Raw records.
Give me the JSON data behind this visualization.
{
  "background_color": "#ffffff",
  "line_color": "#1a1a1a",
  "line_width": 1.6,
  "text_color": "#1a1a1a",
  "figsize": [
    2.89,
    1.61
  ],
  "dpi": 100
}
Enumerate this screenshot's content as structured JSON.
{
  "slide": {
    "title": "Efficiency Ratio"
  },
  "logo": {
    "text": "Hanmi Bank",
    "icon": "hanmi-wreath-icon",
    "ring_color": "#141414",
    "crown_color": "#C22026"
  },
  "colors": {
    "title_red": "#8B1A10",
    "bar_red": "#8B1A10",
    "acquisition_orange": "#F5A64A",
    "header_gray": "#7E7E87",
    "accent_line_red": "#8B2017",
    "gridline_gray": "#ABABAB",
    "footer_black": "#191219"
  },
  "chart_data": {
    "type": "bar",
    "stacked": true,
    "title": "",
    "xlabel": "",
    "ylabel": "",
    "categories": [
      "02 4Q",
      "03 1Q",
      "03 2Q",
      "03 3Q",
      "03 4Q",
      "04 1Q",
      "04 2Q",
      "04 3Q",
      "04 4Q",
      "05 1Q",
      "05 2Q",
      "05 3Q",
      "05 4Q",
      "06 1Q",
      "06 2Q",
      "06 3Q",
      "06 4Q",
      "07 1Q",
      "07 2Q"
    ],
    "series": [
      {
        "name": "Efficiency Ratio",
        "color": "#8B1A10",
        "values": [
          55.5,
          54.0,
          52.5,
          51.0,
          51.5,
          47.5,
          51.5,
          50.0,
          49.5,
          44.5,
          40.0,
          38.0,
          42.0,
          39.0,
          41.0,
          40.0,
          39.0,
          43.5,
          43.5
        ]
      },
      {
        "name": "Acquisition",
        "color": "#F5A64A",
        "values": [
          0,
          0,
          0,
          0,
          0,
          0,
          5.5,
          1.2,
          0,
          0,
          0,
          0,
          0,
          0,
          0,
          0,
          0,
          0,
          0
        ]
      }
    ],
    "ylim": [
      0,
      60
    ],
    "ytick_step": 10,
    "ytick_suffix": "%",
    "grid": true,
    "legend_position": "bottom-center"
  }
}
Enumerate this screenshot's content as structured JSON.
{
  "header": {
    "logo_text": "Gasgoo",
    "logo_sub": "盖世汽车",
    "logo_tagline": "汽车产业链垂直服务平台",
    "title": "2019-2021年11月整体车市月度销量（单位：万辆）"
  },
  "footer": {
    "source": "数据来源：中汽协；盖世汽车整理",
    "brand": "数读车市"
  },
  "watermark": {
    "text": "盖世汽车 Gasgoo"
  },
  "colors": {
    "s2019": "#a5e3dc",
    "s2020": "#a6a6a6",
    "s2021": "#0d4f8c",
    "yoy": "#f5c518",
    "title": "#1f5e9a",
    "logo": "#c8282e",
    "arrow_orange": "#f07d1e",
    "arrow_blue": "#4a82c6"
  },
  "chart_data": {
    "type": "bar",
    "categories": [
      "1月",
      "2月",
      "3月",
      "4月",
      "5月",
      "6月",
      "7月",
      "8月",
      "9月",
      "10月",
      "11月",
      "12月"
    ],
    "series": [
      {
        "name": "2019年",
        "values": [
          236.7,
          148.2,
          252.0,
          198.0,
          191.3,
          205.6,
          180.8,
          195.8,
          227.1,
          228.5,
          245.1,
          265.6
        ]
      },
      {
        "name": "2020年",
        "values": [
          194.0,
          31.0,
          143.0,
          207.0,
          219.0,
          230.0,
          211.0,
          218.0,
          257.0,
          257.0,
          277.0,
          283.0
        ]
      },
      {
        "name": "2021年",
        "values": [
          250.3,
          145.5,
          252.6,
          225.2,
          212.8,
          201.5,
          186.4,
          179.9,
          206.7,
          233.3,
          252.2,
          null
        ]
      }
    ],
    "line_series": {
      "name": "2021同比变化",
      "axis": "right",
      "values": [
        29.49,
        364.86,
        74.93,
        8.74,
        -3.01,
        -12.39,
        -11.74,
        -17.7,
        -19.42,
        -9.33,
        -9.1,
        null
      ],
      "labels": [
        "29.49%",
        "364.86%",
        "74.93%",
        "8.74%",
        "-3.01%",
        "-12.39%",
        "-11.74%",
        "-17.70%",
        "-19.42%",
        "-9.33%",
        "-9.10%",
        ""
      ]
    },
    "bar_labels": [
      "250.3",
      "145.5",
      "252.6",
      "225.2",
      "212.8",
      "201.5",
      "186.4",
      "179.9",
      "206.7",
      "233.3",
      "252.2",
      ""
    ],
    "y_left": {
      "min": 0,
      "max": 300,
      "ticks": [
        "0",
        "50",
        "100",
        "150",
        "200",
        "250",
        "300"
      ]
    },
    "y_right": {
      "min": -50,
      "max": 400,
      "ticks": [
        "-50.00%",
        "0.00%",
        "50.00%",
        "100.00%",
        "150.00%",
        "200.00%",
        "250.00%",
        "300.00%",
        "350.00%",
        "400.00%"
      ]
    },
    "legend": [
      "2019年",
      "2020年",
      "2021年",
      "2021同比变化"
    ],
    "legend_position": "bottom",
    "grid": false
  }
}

Short problem. Write out all records exactly, keeping every detail.

Solved exercise.
Give me the JSON data behind this visualization.
{
  "background_color": "#ffffff",
  "line_color": "#1a1a1a",
  "line_width": 1.6,
  "text_color": "#1a1a1a",
  "figsize": [
    2.89,
    1.61
  ],
  "dpi": 100
}
Enumerate this screenshot's content as structured JSON.
{
  "slide": {
    "title": "Efficiency Ratio"
  },
  "logo": {
    "text": "Hanmi Bank",
    "icon": "hanmi-wreath-icon",
    "ring_color": "#141414",
    "crown_color": "#C22026"
  },
  "colors": {
    "title_red": "#8B1A10",
    "bar_red": "#8B1A10",
    "acquisition_orange": "#F5A64A",
    "header_gray": "#7E7E87",
    "accent_line_red": "#8B2017",
    "gridline_gray": "#ABABAB",
    "footer_black": "#191219"
  },
  "chart_data": {
    "type": "bar",
    "stacked": true,
    "title": "",
    "xlabel": "",
    "ylabel": "",
    "categories": [
      "02 4Q",
      "03 1Q",
      "03 2Q",
      "03 3Q",
      "03 4Q",
      "04 1Q",
      "04 2Q",
      "04 3Q",
      "04 4Q",
      "05 1Q",
      "05 2Q",
      "05 3Q",
      "05 4Q",
      "06 1Q",
      "06 2Q",
      "06 3Q",
      "06 4Q",
      "07 1Q",
      "07 2Q"
    ],
    "series": [
      {
        "name": "Efficiency Ratio",
        "color": "#8B1A10",
        "values": [
          55.5,
          54.0,
          52.5,
          51.0,
          51.5,
          47.5,
          51.5,
          50.0,
          49.5,
          44.5,
          40.0,
          38.0,
          42.0,
          39.0,
          41.0,
          40.0,
          39.0,
          43.5,
          43.5
        ]
      },
      {
        "name": "Acquisition",
        "color": "#F5A64A",
        "values": [
          0,
          0,
          0,
          0,
          0,
          0,
          5.5,
          1.2,
          0,
          0,
          0,
          0,
          0,
          0,
          0,
          0,
          0,
          0,
          0
        ]
      }
    ],
    "ylim": [
      0,
      60
    ],
    "ytick_step": 10,
    "ytick_suffix": "%",
    "grid": true,
    "legend_position": "bottom-center"
  }
}
Enumerate this screenshot's content as structured JSON.
{
  "header": {
    "logo_text": "Gasgoo",
    "logo_sub": "盖世汽车",
    "logo_tagline": "汽车产业链垂直服务平台",
    "title": "2019-2021年11月整体车市月度销量（单位：万辆）"
  },
  "footer": {
    "source": "数据来源：中汽协；盖世汽车整理",
    "brand": "数读车市"
  },
  "watermark": {
    "text": "盖世汽车 Gasgoo"
  },
  "colors": {
    "s2019": "#a5e3dc",
    "s2020": "#a6a6a6",
    "s2021": "#0d4f8c",
    "yoy": "#f5c518",
    "title": "#1f5e9a",
    "logo": "#c8282e",
    "arrow_orange": "#f07d1e",
    "arrow_blue": "#4a82c6"
  },
  "chart_data": {
    "type": "bar",
    "categories": [
      "1月",
      "2月",
      "3月",
      "4月",
      "5月",
      "6月",
      "7月",
      "8月",
      "9月",
      "10月",
      "11月",
      "12月"
    ],
    "series": [
      {
        "name": "2019年",
        "values": [
          236.7,
          148.2,
          252.0,
          198.0,
          191.3,
          205.6,
          180.8,
          195.8,
          227.1,
          228.5,
          245.1,
          265.6
        ]
      },
      {
        "name": "2020年",
        "values": [
          194.0,
          31.0,
          143.0,
          207.0,
          219.0,
          230.0,
          211.0,
          218.0,
          257.0,
          257.0,
          277.0,
          283.0
        ]
      },
      {
        "name": "2021年",
        "values": [
          250.3,
          145.5,
          252.6,
          225.2,
          212.8,
          201.5,
          186.4,
          179.9,
          206.7,
          233.3,
          252.2,
          null
        ]
      }
    ],
    "line_series": {
      "name": "2021同比变化",
      "axis": "right",
      "values": [
        29.49,
        364.86,
        74.93,
        8.74,
        -3.01,
        -12.39,
        -11.74,
        -17.7,
        -19.42,
        -9.33,
        -9.1,
        null
      ],
      "labels": [
        "29.49%",
        "364.86%",
        "74.93%",
        "8.74%",
        "-3.01%",
        "-12.39%",
        "-11.74%",
        "-17.70%",
        "-19.42%",
        "-9.33%",
        "-9.10%",
        ""
      ]
    },
    "bar_labels": [
      "250.3",
      "145.5",
      "252.6",
      "225.2",
      "212.8",
      "201.5",
      "186.4",
      "179.9",
      "206.7",
      "233.3",
      "252.2",
      ""
    ],
    "y_left": {
      "min": 0,
      "max": 300,
      "ticks": [
        "0",
        "50",
        "100",
        "150",
        "200",
        "250",
        "300"
      ]
    },
    "y_right": {
      "min": -50,
      "max": 400,
      "ticks": [
        "-50.00%",
        "0.00%",
        "50.00%",
        "100.00%",
        "150.00%",
        "200.00%",
        "250.00%",
        "300.00%",
        "350.00%",
        "400.00%"
      ]
    },
    "legend": [
      "2019年",
      "2020年",
      "2021年",
      "2021同比变化"
    ],
    "legend_position": "bottom",
    "grid": false
  }
}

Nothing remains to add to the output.